Directions for this task: Answer with a single number: the count of lines that include the string "setroubleshoot".

Records to use:
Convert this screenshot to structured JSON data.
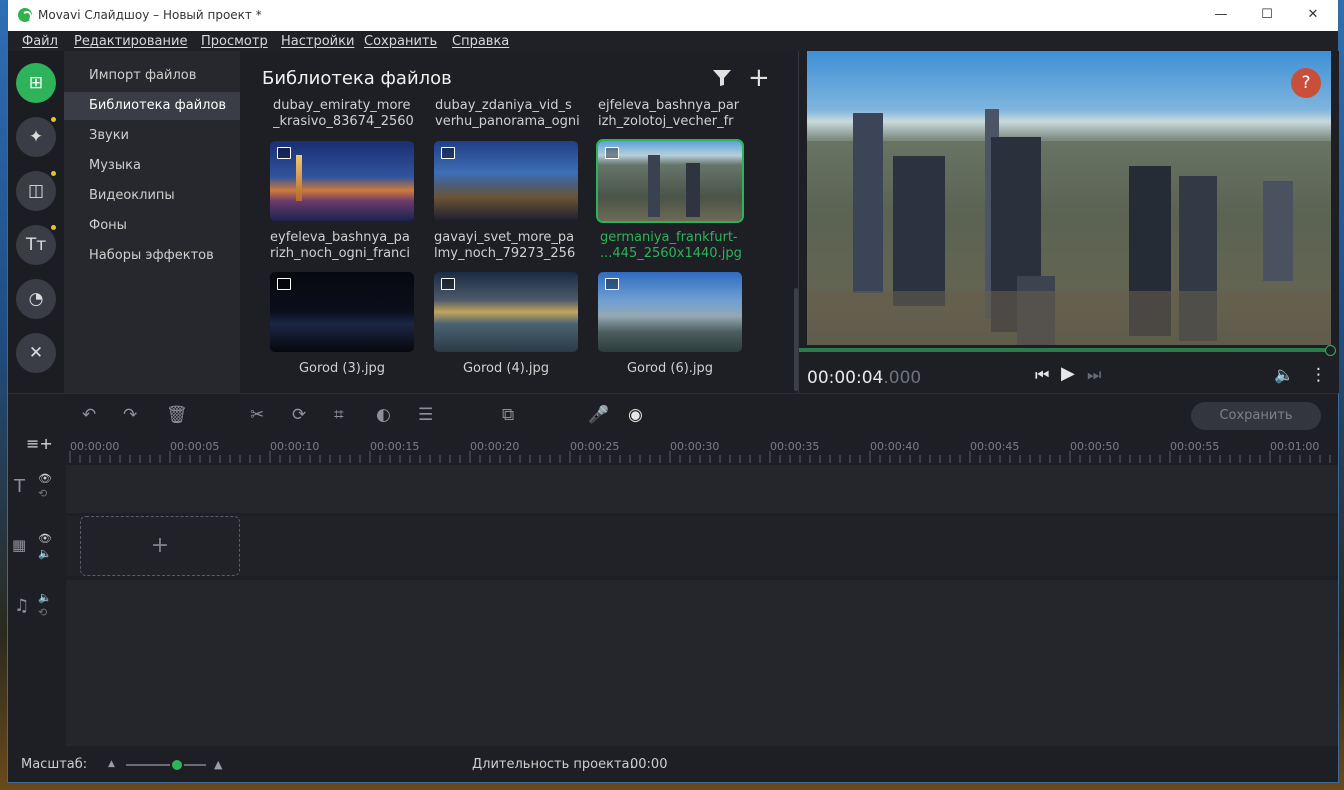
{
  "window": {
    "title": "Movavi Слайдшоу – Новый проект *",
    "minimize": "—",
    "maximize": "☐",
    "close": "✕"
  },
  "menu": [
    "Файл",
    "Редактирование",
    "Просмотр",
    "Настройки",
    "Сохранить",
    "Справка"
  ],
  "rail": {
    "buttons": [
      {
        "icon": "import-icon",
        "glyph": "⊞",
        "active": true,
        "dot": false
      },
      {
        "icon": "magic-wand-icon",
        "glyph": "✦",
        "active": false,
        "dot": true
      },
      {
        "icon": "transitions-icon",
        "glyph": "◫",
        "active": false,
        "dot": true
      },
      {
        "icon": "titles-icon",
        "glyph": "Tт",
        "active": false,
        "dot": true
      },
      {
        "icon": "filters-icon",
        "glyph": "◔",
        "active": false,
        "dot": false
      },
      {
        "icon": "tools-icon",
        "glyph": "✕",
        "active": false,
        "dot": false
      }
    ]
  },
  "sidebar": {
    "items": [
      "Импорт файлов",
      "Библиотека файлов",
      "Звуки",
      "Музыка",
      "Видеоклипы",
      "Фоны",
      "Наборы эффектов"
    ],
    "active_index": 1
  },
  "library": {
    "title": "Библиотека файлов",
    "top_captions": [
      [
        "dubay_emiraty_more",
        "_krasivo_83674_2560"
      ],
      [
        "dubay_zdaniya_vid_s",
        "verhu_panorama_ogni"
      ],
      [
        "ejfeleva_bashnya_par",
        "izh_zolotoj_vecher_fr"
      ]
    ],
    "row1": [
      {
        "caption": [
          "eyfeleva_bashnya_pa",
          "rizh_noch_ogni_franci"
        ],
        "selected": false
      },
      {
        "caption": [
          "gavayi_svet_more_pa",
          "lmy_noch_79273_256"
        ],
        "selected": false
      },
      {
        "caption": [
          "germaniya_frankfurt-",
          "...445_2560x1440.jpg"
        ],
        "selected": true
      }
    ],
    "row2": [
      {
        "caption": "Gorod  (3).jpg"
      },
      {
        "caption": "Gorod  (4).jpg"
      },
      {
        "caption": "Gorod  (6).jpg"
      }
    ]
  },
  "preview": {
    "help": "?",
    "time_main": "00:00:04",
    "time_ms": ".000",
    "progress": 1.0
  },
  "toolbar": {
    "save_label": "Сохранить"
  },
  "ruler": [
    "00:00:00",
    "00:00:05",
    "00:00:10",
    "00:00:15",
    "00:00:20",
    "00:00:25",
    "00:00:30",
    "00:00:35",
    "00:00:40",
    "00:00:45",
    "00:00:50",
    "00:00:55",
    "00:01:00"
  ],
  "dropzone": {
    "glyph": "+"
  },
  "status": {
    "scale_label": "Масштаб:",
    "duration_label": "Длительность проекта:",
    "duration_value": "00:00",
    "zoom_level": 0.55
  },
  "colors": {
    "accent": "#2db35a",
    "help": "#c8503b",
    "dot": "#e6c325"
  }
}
...
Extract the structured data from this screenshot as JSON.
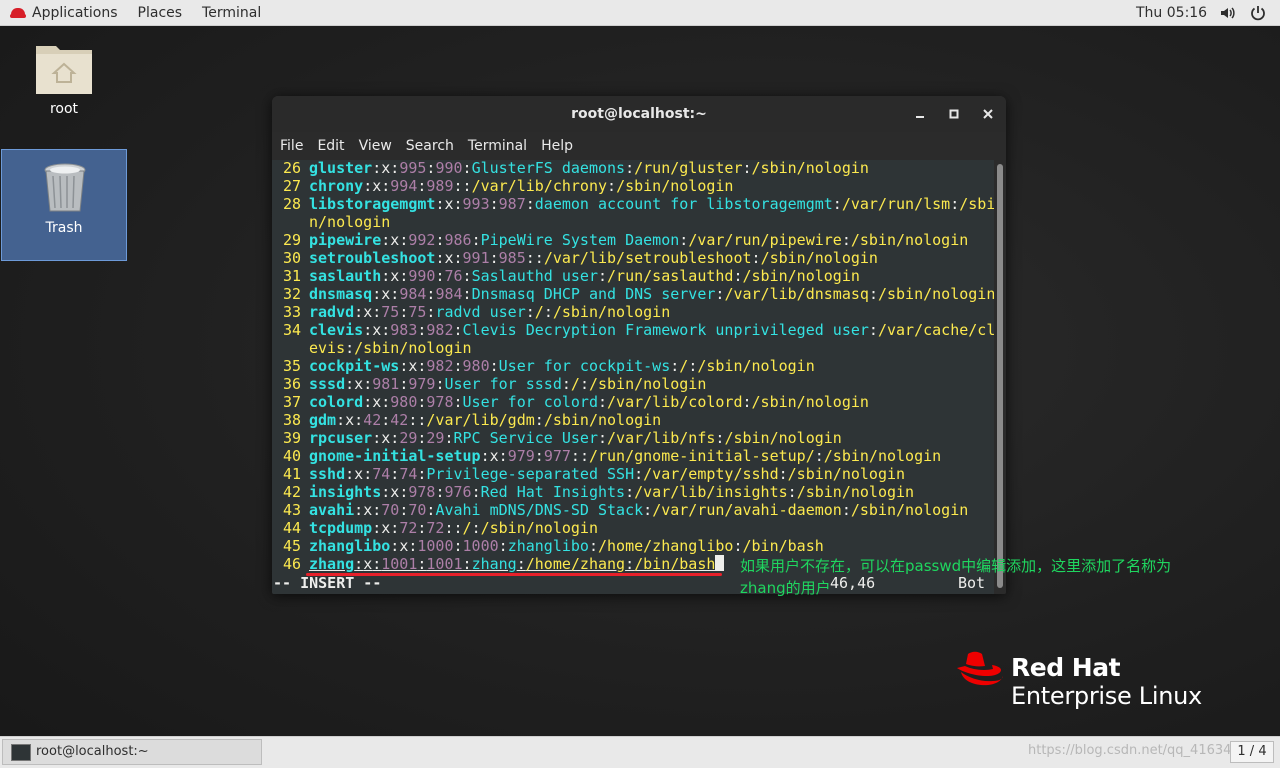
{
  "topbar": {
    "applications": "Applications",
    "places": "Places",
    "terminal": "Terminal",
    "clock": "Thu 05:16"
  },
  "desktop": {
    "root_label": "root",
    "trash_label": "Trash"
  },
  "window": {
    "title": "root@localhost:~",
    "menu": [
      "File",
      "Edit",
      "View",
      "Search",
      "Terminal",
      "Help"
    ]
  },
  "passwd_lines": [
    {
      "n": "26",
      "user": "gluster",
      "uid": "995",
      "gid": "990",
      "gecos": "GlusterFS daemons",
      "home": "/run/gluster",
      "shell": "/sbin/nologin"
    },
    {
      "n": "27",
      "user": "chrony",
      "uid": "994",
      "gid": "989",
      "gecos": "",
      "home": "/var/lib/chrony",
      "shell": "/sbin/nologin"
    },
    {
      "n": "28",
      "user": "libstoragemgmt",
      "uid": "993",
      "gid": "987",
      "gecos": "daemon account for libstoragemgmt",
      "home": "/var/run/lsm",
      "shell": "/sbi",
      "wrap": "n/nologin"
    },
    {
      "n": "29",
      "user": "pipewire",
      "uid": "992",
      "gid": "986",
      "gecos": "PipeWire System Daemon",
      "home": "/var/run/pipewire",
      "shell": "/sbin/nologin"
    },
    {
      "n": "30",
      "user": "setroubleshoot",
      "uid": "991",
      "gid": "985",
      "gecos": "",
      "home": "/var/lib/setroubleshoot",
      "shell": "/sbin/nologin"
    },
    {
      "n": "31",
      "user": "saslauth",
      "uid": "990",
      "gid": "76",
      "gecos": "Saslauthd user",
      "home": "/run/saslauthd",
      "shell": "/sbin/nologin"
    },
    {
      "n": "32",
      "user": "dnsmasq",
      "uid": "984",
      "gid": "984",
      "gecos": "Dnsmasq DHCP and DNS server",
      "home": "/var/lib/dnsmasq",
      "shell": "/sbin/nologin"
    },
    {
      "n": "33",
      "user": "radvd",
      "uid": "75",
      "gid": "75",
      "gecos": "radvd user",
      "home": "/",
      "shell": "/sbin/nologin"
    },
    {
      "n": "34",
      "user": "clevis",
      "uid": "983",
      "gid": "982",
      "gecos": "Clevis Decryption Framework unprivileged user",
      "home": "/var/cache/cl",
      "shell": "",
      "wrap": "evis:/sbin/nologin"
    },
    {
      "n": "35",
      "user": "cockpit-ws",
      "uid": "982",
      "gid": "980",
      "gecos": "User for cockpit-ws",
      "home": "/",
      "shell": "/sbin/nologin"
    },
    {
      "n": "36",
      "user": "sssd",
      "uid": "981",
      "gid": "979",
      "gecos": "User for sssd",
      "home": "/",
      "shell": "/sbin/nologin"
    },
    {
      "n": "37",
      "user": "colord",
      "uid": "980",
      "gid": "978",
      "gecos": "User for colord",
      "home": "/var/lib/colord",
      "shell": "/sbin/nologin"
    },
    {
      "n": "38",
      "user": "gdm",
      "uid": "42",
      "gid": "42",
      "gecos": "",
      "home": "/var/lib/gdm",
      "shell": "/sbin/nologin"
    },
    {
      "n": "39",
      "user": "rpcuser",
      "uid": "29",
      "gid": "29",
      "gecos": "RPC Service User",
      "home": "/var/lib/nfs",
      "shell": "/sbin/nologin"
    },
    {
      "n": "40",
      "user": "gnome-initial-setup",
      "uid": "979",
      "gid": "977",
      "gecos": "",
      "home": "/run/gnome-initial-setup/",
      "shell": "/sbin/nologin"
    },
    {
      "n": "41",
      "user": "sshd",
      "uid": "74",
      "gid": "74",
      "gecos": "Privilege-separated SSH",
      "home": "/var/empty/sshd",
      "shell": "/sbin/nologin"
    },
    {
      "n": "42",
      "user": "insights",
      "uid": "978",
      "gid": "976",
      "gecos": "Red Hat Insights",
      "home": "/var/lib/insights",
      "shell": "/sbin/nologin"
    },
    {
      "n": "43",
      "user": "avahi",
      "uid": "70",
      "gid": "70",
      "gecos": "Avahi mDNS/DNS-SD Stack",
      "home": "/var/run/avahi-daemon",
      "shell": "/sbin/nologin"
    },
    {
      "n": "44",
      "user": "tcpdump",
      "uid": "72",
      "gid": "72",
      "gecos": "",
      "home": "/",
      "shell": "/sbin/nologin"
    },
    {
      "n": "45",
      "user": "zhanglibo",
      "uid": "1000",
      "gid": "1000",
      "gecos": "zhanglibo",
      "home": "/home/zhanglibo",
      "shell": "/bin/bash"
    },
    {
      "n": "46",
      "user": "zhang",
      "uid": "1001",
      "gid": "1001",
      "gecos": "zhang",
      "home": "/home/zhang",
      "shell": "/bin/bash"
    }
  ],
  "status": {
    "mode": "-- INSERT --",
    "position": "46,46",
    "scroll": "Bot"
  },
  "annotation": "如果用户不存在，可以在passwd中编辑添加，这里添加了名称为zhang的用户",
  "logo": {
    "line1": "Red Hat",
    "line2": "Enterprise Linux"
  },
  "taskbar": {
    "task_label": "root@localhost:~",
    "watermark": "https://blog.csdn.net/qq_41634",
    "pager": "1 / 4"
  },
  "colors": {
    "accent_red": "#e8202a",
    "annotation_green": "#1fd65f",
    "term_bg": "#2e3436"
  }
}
* * *
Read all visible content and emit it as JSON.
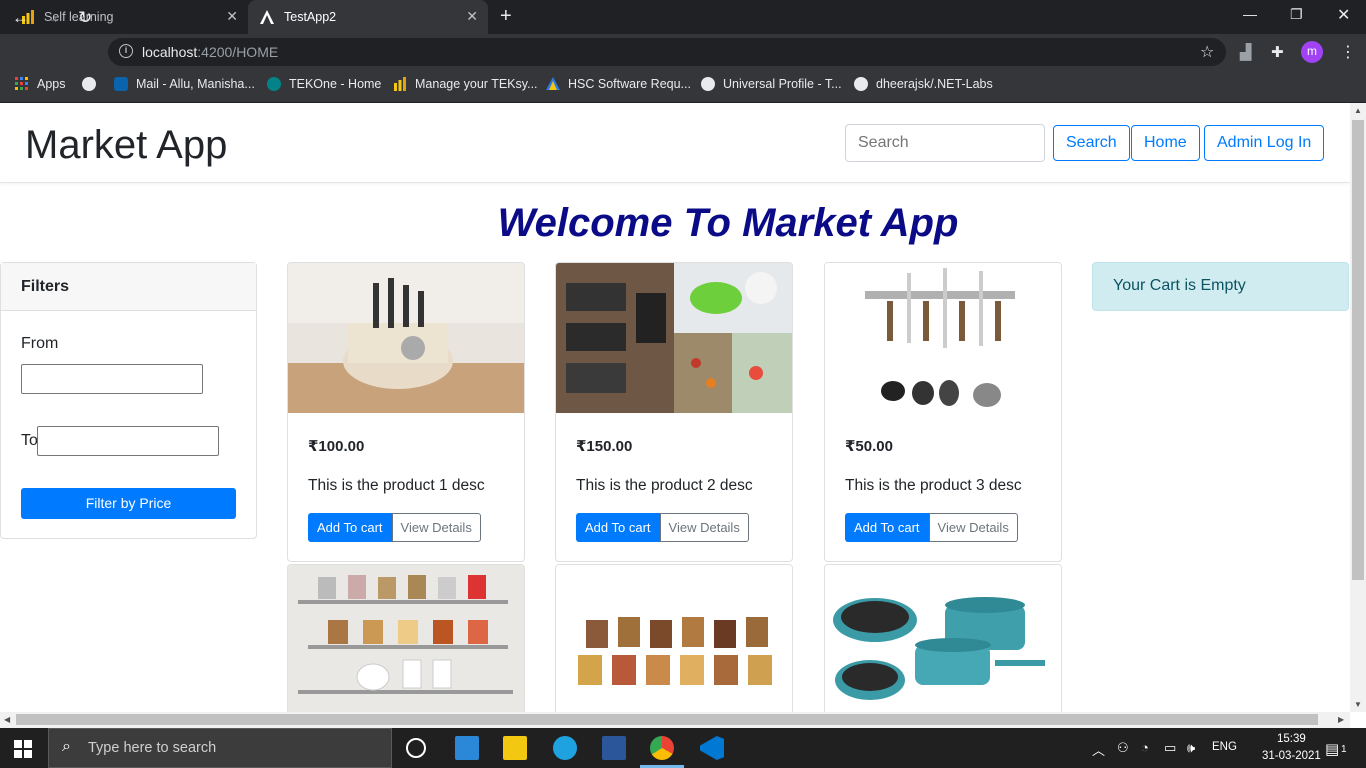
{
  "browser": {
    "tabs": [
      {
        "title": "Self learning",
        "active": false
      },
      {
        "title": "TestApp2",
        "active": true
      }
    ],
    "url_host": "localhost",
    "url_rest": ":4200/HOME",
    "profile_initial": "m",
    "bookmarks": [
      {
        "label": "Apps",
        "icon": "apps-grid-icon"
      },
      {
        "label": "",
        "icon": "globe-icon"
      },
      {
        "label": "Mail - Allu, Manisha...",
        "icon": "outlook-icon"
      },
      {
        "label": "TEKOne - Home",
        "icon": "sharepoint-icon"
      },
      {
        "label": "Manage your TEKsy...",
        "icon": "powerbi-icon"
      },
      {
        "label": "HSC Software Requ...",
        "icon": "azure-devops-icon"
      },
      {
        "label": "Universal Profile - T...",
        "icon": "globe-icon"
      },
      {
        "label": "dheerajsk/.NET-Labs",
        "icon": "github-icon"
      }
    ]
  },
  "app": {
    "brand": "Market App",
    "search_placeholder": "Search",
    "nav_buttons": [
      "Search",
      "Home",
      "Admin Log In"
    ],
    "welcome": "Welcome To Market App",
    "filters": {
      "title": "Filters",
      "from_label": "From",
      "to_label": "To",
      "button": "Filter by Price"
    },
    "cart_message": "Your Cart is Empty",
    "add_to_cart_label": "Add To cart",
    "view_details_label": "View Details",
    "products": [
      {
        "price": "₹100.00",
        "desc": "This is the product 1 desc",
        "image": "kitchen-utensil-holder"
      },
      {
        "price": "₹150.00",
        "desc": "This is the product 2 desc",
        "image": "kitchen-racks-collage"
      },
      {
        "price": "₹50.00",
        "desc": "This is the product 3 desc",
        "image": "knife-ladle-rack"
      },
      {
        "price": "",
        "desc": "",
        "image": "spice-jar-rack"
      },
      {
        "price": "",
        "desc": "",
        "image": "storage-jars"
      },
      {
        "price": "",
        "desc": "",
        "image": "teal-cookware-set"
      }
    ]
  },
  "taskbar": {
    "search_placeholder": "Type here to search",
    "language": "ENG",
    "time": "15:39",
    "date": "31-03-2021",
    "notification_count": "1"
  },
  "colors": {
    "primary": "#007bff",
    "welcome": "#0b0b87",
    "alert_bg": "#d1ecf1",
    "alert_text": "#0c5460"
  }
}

Task answer: 2